- Written exercise
Report all lines holding "icon".

-- start Data shown --

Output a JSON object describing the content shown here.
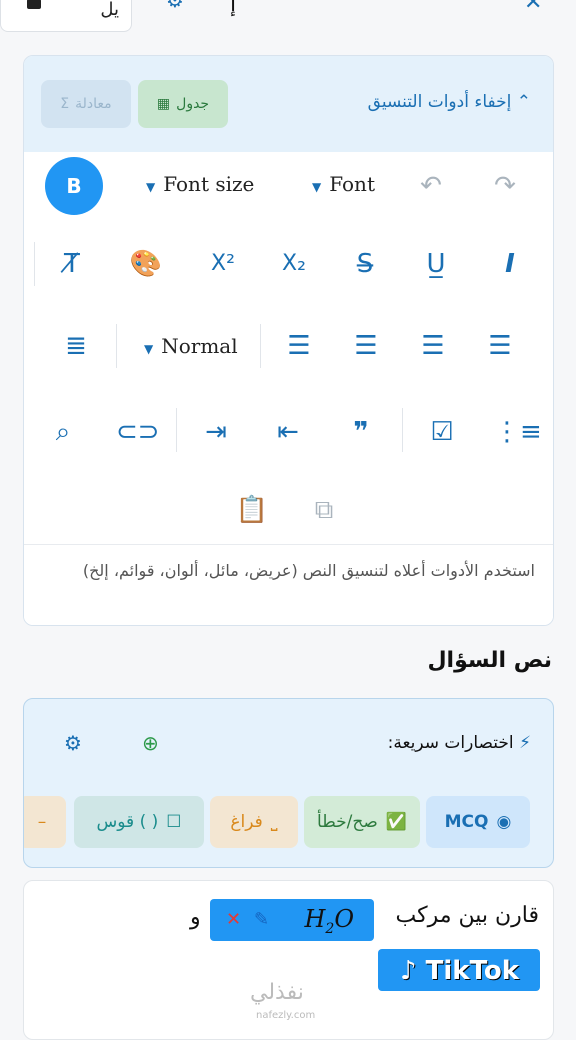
{
  "topbar": {
    "left_button_label": "يل",
    "title": "إ",
    "close_icon": "close-icon",
    "gear_icon": "gear-icon"
  },
  "toolbar_card": {
    "hide_tools_label": "إخفاء أدوات التنسيق",
    "table_chip_label": "جدول",
    "equation_chip_label": "معادلة",
    "font_size_label": "Font size",
    "font_label": "Font",
    "bold_label": "B",
    "paragraph_style_label": "Normal",
    "hint_text": "استخدم الأدوات أعلاه لتنسيق النص (عريض، مائل، ألوان، قوائم، إلخ)"
  },
  "question_title": "نص السؤال",
  "shortcuts": {
    "label": "اختصارات سريعة:",
    "pills": [
      {
        "label": "MCQ"
      },
      {
        "label": "صح/خطأ"
      },
      {
        "label": "فراغ"
      },
      {
        "label": "قوس ( )"
      }
    ]
  },
  "editor": {
    "text_start": "قارن بين مركب",
    "formula_main": "H",
    "formula_sub": "2",
    "formula_tail": "O",
    "conjunction": "و"
  },
  "colors": {
    "primary": "#2196f3",
    "accent_blue": "#1a6fb3",
    "header_bg": "#e4f1fb"
  }
}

-- end Data shown --

- Response to this exercise
    "close_icon": "close-icon",
    "gear_icon": "gear-icon"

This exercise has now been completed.